--- DATA FOR THIS EXERCISE ---

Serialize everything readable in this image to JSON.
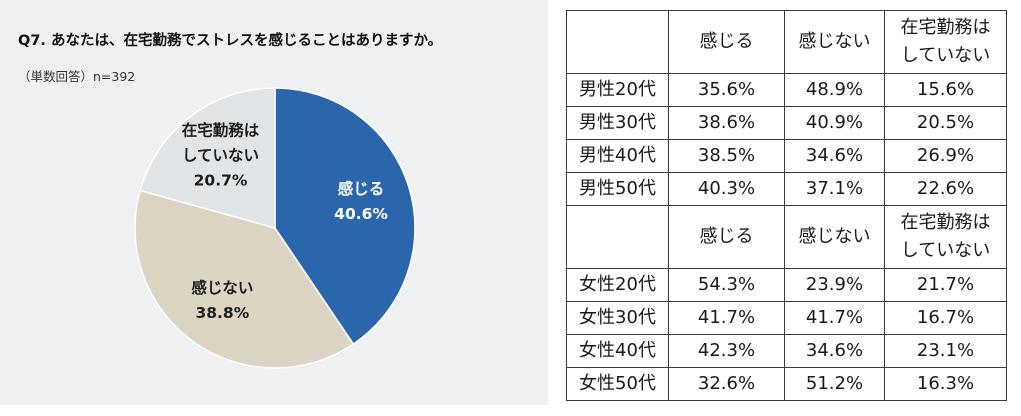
{
  "chart_data": [
    {
      "type": "pie",
      "title": "Q7. あなたは、在宅勤務でストレスを感じることはありますか。",
      "subtitle": "（単数回答）n=392",
      "slices": [
        {
          "label": "感じる",
          "value": 40.6,
          "value_label": "40.6%",
          "color": "#2b66ac",
          "text_color": "#ffffff"
        },
        {
          "label": "感じない",
          "value": 38.8,
          "value_label": "38.8%",
          "color": "#dcd5c3",
          "text_color": "#1e1e1e"
        },
        {
          "label": "在宅勤務は\nしていない",
          "value": 20.7,
          "value_label": "20.7%",
          "color": "#e1e5e8",
          "text_color": "#1e1e1e"
        }
      ]
    },
    {
      "type": "table",
      "groups": [
        {
          "columns": [
            "感じる",
            "感じない",
            "在宅勤務は\nしていない"
          ],
          "rows": [
            {
              "label": "男性20代",
              "cells": [
                "35.6%",
                "48.9%",
                "15.6%"
              ]
            },
            {
              "label": "男性30代",
              "cells": [
                "38.6%",
                "40.9%",
                "20.5%"
              ]
            },
            {
              "label": "男性40代",
              "cells": [
                "38.5%",
                "34.6%",
                "26.9%"
              ]
            },
            {
              "label": "男性50代",
              "cells": [
                "40.3%",
                "37.1%",
                "22.6%"
              ]
            }
          ]
        },
        {
          "columns": [
            "感じる",
            "感じない",
            "在宅勤務は\nしていない"
          ],
          "rows": [
            {
              "label": "女性20代",
              "cells": [
                "54.3%",
                "23.9%",
                "21.7%"
              ]
            },
            {
              "label": "女性30代",
              "cells": [
                "41.7%",
                "41.7%",
                "16.7%"
              ]
            },
            {
              "label": "女性40代",
              "cells": [
                "42.3%",
                "34.6%",
                "23.1%"
              ]
            },
            {
              "label": "女性50代",
              "cells": [
                "32.6%",
                "51.2%",
                "16.3%"
              ]
            }
          ]
        }
      ]
    }
  ]
}
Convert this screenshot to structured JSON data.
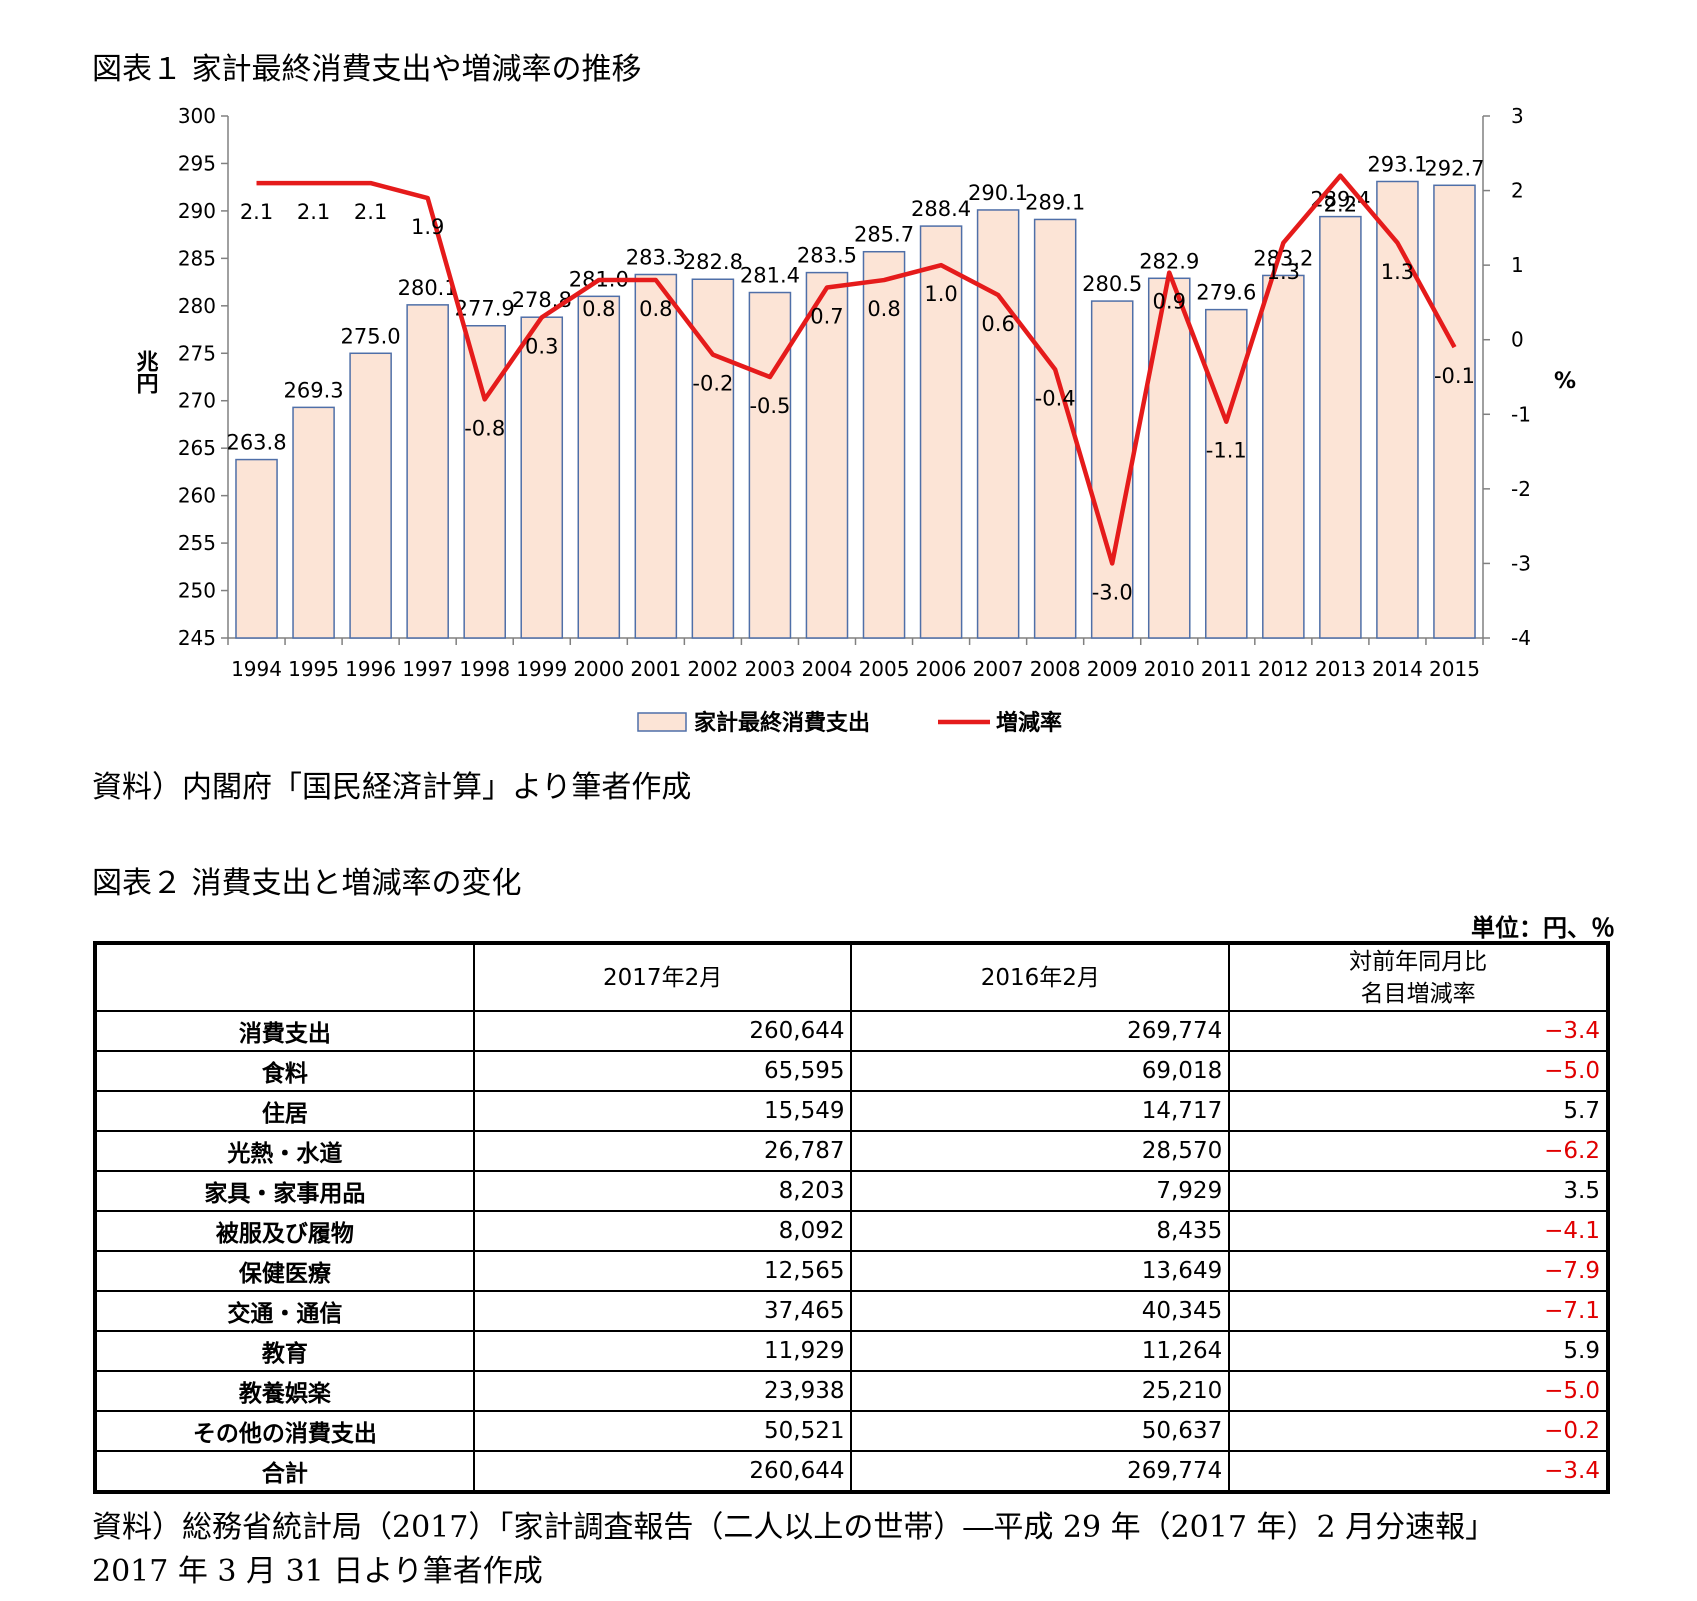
{
  "figure1": {
    "title": "図表１ 家計最終消費支出や増減率の推移",
    "source": "資料）内閣府「国民経済計算」より筆者作成"
  },
  "figure2": {
    "title": "図表２ 消費支出と増減率の変化",
    "unit": "単位：円、％",
    "columns": [
      "",
      "2017年2月",
      "2016年2月",
      "対前年同月比\n名目増減率"
    ],
    "rows": [
      {
        "label": "消費支出",
        "v2017": "260,644",
        "v2016": "269,774",
        "change": "−3.4",
        "negative": true
      },
      {
        "label": "食料",
        "v2017": "65,595",
        "v2016": "69,018",
        "change": "−5.0",
        "negative": true
      },
      {
        "label": "住居",
        "v2017": "15,549",
        "v2016": "14,717",
        "change": "5.7",
        "negative": false
      },
      {
        "label": "光熱・水道",
        "v2017": "26,787",
        "v2016": "28,570",
        "change": "−6.2",
        "negative": true
      },
      {
        "label": "家具・家事用品",
        "v2017": "8,203",
        "v2016": "7,929",
        "change": "3.5",
        "negative": false
      },
      {
        "label": "被服及び履物",
        "v2017": "8,092",
        "v2016": "8,435",
        "change": "−4.1",
        "negative": true
      },
      {
        "label": "保健医療",
        "v2017": "12,565",
        "v2016": "13,649",
        "change": "−7.9",
        "negative": true
      },
      {
        "label": "交通・通信",
        "v2017": "37,465",
        "v2016": "40,345",
        "change": "−7.1",
        "negative": true
      },
      {
        "label": "教育",
        "v2017": "11,929",
        "v2016": "11,264",
        "change": "5.9",
        "negative": false
      },
      {
        "label": "教養娯楽",
        "v2017": "23,938",
        "v2016": "25,210",
        "change": "−5.0",
        "negative": true
      },
      {
        "label": "その他の消費支出",
        "v2017": "50,521",
        "v2016": "50,637",
        "change": "−0.2",
        "negative": true
      },
      {
        "label": "合計",
        "v2017": "260,644",
        "v2016": "269,774",
        "change": "−3.4",
        "negative": true
      }
    ],
    "source": "資料）総務省統計局（2017）「家計調査報告（二人以上の世帯）―平成 29 年（2017 年）2 月分速報」\n2017 年 3 月 31 日より筆者作成"
  },
  "chart_data": {
    "type": "bar+line",
    "title": "図表１ 家計最終消費支出や増減率の推移",
    "categories": [
      "1994",
      "1995",
      "1996",
      "1997",
      "1998",
      "1999",
      "2000",
      "2001",
      "2002",
      "2003",
      "2004",
      "2005",
      "2006",
      "2007",
      "2008",
      "2009",
      "2010",
      "2011",
      "2012",
      "2013",
      "2014",
      "2015"
    ],
    "series": [
      {
        "name": "家計最終消費支出",
        "kind": "bar",
        "axis": "left",
        "values": [
          263.8,
          269.3,
          275.0,
          280.1,
          277.9,
          278.8,
          281.0,
          283.3,
          282.8,
          281.4,
          283.5,
          285.7,
          288.4,
          290.1,
          289.1,
          280.5,
          282.9,
          279.6,
          283.2,
          289.4,
          293.1,
          292.7
        ],
        "labels": [
          "263.8",
          "269.3",
          "275.0",
          "280.1",
          "277.9",
          "278.8",
          "281.0",
          "283.3",
          "282.8",
          "281.4",
          "283.5",
          "285.7",
          "288.4",
          "290.1",
          "289.1",
          "280.5",
          "282.9",
          "279.6",
          "283.2",
          "289.4",
          "293.1",
          "292.7"
        ]
      },
      {
        "name": "増減率",
        "kind": "line",
        "axis": "right",
        "values": [
          2.1,
          2.1,
          2.1,
          1.9,
          -0.8,
          0.3,
          0.8,
          0.8,
          -0.2,
          -0.5,
          0.7,
          0.8,
          1.0,
          0.6,
          -0.4,
          -3.0,
          0.9,
          -1.1,
          1.3,
          2.2,
          1.3,
          -0.1
        ],
        "labels": [
          "2.1",
          "2.1",
          "2.1",
          "1.9",
          "-0.8",
          "0.3",
          "0.8",
          "0.8",
          "-0.2",
          "-0.5",
          "0.7",
          "0.8",
          "1.0",
          "0.6",
          "-0.4",
          "-3.0",
          "0.9",
          "-1.1",
          "1.3",
          "2.2",
          "1.3",
          "-0.1"
        ]
      }
    ],
    "ylabel_left": "兆円",
    "ylabel_right": "%",
    "ylim_left": [
      245,
      300
    ],
    "yticks_left": [
      "245",
      "250",
      "255",
      "260",
      "265",
      "270",
      "275",
      "280",
      "285",
      "290",
      "295",
      "300"
    ],
    "ylim_right": [
      -4,
      3
    ],
    "yticks_right": [
      "-4",
      "-3",
      "-2",
      "-1",
      "0",
      "1",
      "2",
      "3"
    ],
    "legend_position": "bottom",
    "colors": {
      "bar_fill": "#fce4d6",
      "bar_stroke": "#4f6fa8",
      "line": "#e51b1b",
      "axis": "#808080"
    }
  }
}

---

YOUR GOAL: Quote each entry above verbatim and drop the pictures.

EXERCISE SOLUTION:
Serialize everything readable in this image to JSON.
{
  "chart_data": [
    {
      "type": "pie",
      "title": "Q7. あなたは、在宅勤務でストレスを感じることはありますか。",
      "subtitle": "（単数回答）n=392",
      "slices": [
        {
          "label": "感じる",
          "value": 40.6,
          "value_label": "40.6%",
          "color": "#2b66ac",
          "text_color": "#ffffff"
        },
        {
          "label": "感じない",
          "value": 38.8,
          "value_label": "38.8%",
          "color": "#dcd5c3",
          "text_color": "#1e1e1e"
        },
        {
          "label": "在宅勤務は\nしていない",
          "value": 20.7,
          "value_label": "20.7%",
          "color": "#e1e5e8",
          "text_color": "#1e1e1e"
        }
      ]
    },
    {
      "type": "table",
      "groups": [
        {
          "columns": [
            "感じる",
            "感じない",
            "在宅勤務は\nしていない"
          ],
          "rows": [
            {
              "label": "男性20代",
              "cells": [
                "35.6%",
                "48.9%",
                "15.6%"
              ]
            },
            {
              "label": "男性30代",
              "cells": [
                "38.6%",
                "40.9%",
                "20.5%"
              ]
            },
            {
              "label": "男性40代",
              "cells": [
                "38.5%",
                "34.6%",
                "26.9%"
              ]
            },
            {
              "label": "男性50代",
              "cells": [
                "40.3%",
                "37.1%",
                "22.6%"
              ]
            }
          ]
        },
        {
          "columns": [
            "感じる",
            "感じない",
            "在宅勤務は\nしていない"
          ],
          "rows": [
            {
              "label": "女性20代",
              "cells": [
                "54.3%",
                "23.9%",
                "21.7%"
              ]
            },
            {
              "label": "女性30代",
              "cells": [
                "41.7%",
                "41.7%",
                "16.7%"
              ]
            },
            {
              "label": "女性40代",
              "cells": [
                "42.3%",
                "34.6%",
                "23.1%"
              ]
            },
            {
              "label": "女性50代",
              "cells": [
                "32.6%",
                "51.2%",
                "16.3%"
              ]
            }
          ]
        }
      ]
    }
  ]
}
Convert this screenshot to structured JSON data.
{
  "figure1": {
    "title": "図表１ 家計最終消費支出や増減率の推移",
    "source": "資料）内閣府「国民経済計算」より筆者作成"
  },
  "figure2": {
    "title": "図表２ 消費支出と増減率の変化",
    "unit": "単位：円、％",
    "columns": [
      "",
      "2017年2月",
      "2016年2月",
      "対前年同月比\n名目増減率"
    ],
    "rows": [
      {
        "label": "消費支出",
        "v2017": "260,644",
        "v2016": "269,774",
        "change": "−3.4",
        "negative": true
      },
      {
        "label": "食料",
        "v2017": "65,595",
        "v2016": "69,018",
        "change": "−5.0",
        "negative": true
      },
      {
        "label": "住居",
        "v2017": "15,549",
        "v2016": "14,717",
        "change": "5.7",
        "negative": false
      },
      {
        "label": "光熱・水道",
        "v2017": "26,787",
        "v2016": "28,570",
        "change": "−6.2",
        "negative": true
      },
      {
        "label": "家具・家事用品",
        "v2017": "8,203",
        "v2016": "7,929",
        "change": "3.5",
        "negative": false
      },
      {
        "label": "被服及び履物",
        "v2017": "8,092",
        "v2016": "8,435",
        "change": "−4.1",
        "negative": true
      },
      {
        "label": "保健医療",
        "v2017": "12,565",
        "v2016": "13,649",
        "change": "−7.9",
        "negative": true
      },
      {
        "label": "交通・通信",
        "v2017": "37,465",
        "v2016": "40,345",
        "change": "−7.1",
        "negative": true
      },
      {
        "label": "教育",
        "v2017": "11,929",
        "v2016": "11,264",
        "change": "5.9",
        "negative": false
      },
      {
        "label": "教養娯楽",
        "v2017": "23,938",
        "v2016": "25,210",
        "change": "−5.0",
        "negative": true
      },
      {
        "label": "その他の消費支出",
        "v2017": "50,521",
        "v2016": "50,637",
        "change": "−0.2",
        "negative": true
      },
      {
        "label": "合計",
        "v2017": "260,644",
        "v2016": "269,774",
        "change": "−3.4",
        "negative": true
      }
    ],
    "source": "資料）総務省統計局（2017）「家計調査報告（二人以上の世帯）―平成 29 年（2017 年）2 月分速報」\n2017 年 3 月 31 日より筆者作成"
  },
  "chart_data": {
    "type": "bar+line",
    "title": "図表１ 家計最終消費支出や増減率の推移",
    "categories": [
      "1994",
      "1995",
      "1996",
      "1997",
      "1998",
      "1999",
      "2000",
      "2001",
      "2002",
      "2003",
      "2004",
      "2005",
      "2006",
      "2007",
      "2008",
      "2009",
      "2010",
      "2011",
      "2012",
      "2013",
      "2014",
      "2015"
    ],
    "series": [
      {
        "name": "家計最終消費支出",
        "kind": "bar",
        "axis": "left",
        "values": [
          263.8,
          269.3,
          275.0,
          280.1,
          277.9,
          278.8,
          281.0,
          283.3,
          282.8,
          281.4,
          283.5,
          285.7,
          288.4,
          290.1,
          289.1,
          280.5,
          282.9,
          279.6,
          283.2,
          289.4,
          293.1,
          292.7
        ],
        "labels": [
          "263.8",
          "269.3",
          "275.0",
          "280.1",
          "277.9",
          "278.8",
          "281.0",
          "283.3",
          "282.8",
          "281.4",
          "283.5",
          "285.7",
          "288.4",
          "290.1",
          "289.1",
          "280.5",
          "282.9",
          "279.6",
          "283.2",
          "289.4",
          "293.1",
          "292.7"
        ]
      },
      {
        "name": "増減率",
        "kind": "line",
        "axis": "right",
        "values": [
          2.1,
          2.1,
          2.1,
          1.9,
          -0.8,
          0.3,
          0.8,
          0.8,
          -0.2,
          -0.5,
          0.7,
          0.8,
          1.0,
          0.6,
          -0.4,
          -3.0,
          0.9,
          -1.1,
          1.3,
          2.2,
          1.3,
          -0.1
        ],
        "labels": [
          "2.1",
          "2.1",
          "2.1",
          "1.9",
          "-0.8",
          "0.3",
          "0.8",
          "0.8",
          "-0.2",
          "-0.5",
          "0.7",
          "0.8",
          "1.0",
          "0.6",
          "-0.4",
          "-3.0",
          "0.9",
          "-1.1",
          "1.3",
          "2.2",
          "1.3",
          "-0.1"
        ]
      }
    ],
    "ylabel_left": "兆円",
    "ylabel_right": "%",
    "ylim_left": [
      245,
      300
    ],
    "yticks_left": [
      "245",
      "250",
      "255",
      "260",
      "265",
      "270",
      "275",
      "280",
      "285",
      "290",
      "295",
      "300"
    ],
    "ylim_right": [
      -4,
      3
    ],
    "yticks_right": [
      "-4",
      "-3",
      "-2",
      "-1",
      "0",
      "1",
      "2",
      "3"
    ],
    "legend_position": "bottom",
    "colors": {
      "bar_fill": "#fce4d6",
      "bar_stroke": "#4f6fa8",
      "line": "#e51b1b",
      "axis": "#808080"
    }
  }
}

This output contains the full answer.